◆ **WHAT TO WORK ON**
An exact copy of all the data is required, with pictures left out.

◆ **RECORDS FOR PROCESSING**

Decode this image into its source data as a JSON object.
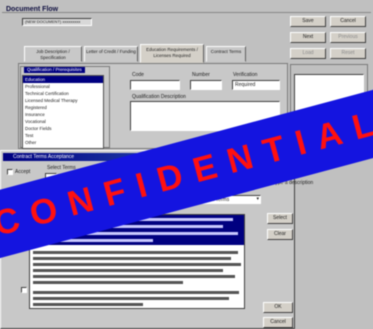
{
  "window": {
    "title": "Document Flow",
    "subtitle": "(NEW DOCUMENT) xxxxxxxxx"
  },
  "side_buttons": [
    "Save",
    "Cancel",
    "Next",
    "Previous",
    "Load",
    "Reset"
  ],
  "tabs": [
    "Job Description / Specification",
    "Letter of Credit / Funding",
    "Education Requirements / Licenses Required",
    "Contract Terms"
  ],
  "active_tab_index": 2,
  "group": {
    "title": "Qualification / Prerequisites",
    "list_items": [
      "Education",
      "Professional",
      "Technical Certification",
      "Licensed Medical Therapy",
      "Registered",
      "Insurance",
      "Vocational",
      "Doctor Fields",
      "Test",
      "Other",
      "Self Employed",
      "Type"
    ],
    "selected_index": 0
  },
  "fields": {
    "code_label": "Code",
    "number_label": "Number",
    "description_label": "Qualification Description",
    "right_label": "Verification",
    "right_value": "Required"
  },
  "dialog": {
    "title": "Contract Terms Acceptance",
    "checkbox_label": "Accept",
    "select_label": "Select Terms",
    "dropdown_value": "Standard Terms",
    "options_label": "Select an option and type a description",
    "buttons": [
      "Select",
      "Clear",
      "OK",
      "Cancel"
    ]
  },
  "stamp": {
    "text": "CONFIDENTIAL",
    "background": "#1414e0",
    "color": "#ff1010"
  },
  "colors": {
    "titlebar": "#000080",
    "face": "#c0c0c0",
    "selection": "#000080"
  }
}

◆ **ANSWER**
Decode this image into its source data as a JSON object.
{
  "window": {
    "title": "Document Flow",
    "subtitle": "(NEW DOCUMENT) xxxxxxxxx"
  },
  "side_buttons": [
    "Save",
    "Cancel",
    "Next",
    "Previous",
    "Load",
    "Reset"
  ],
  "tabs": [
    "Job Description / Specification",
    "Letter of Credit / Funding",
    "Education Requirements / Licenses Required",
    "Contract Terms"
  ],
  "active_tab_index": 2,
  "group": {
    "title": "Qualification / Prerequisites",
    "list_items": [
      "Education",
      "Professional",
      "Technical Certification",
      "Licensed Medical Therapy",
      "Registered",
      "Insurance",
      "Vocational",
      "Doctor Fields",
      "Test",
      "Other",
      "Self Employed",
      "Type"
    ],
    "selected_index": 0
  },
  "fields": {
    "code_label": "Code",
    "number_label": "Number",
    "description_label": "Qualification Description",
    "right_label": "Verification",
    "right_value": "Required"
  },
  "dialog": {
    "title": "Contract Terms Acceptance",
    "checkbox_label": "Accept",
    "select_label": "Select Terms",
    "dropdown_value": "Standard Terms",
    "options_label": "Select an option and type a description",
    "buttons": [
      "Select",
      "Clear",
      "OK",
      "Cancel"
    ]
  },
  "stamp": {
    "text": "CONFIDENTIAL",
    "background": "#1414e0",
    "color": "#ff1010"
  },
  "colors": {
    "titlebar": "#000080",
    "face": "#c0c0c0",
    "selection": "#000080"
  }
}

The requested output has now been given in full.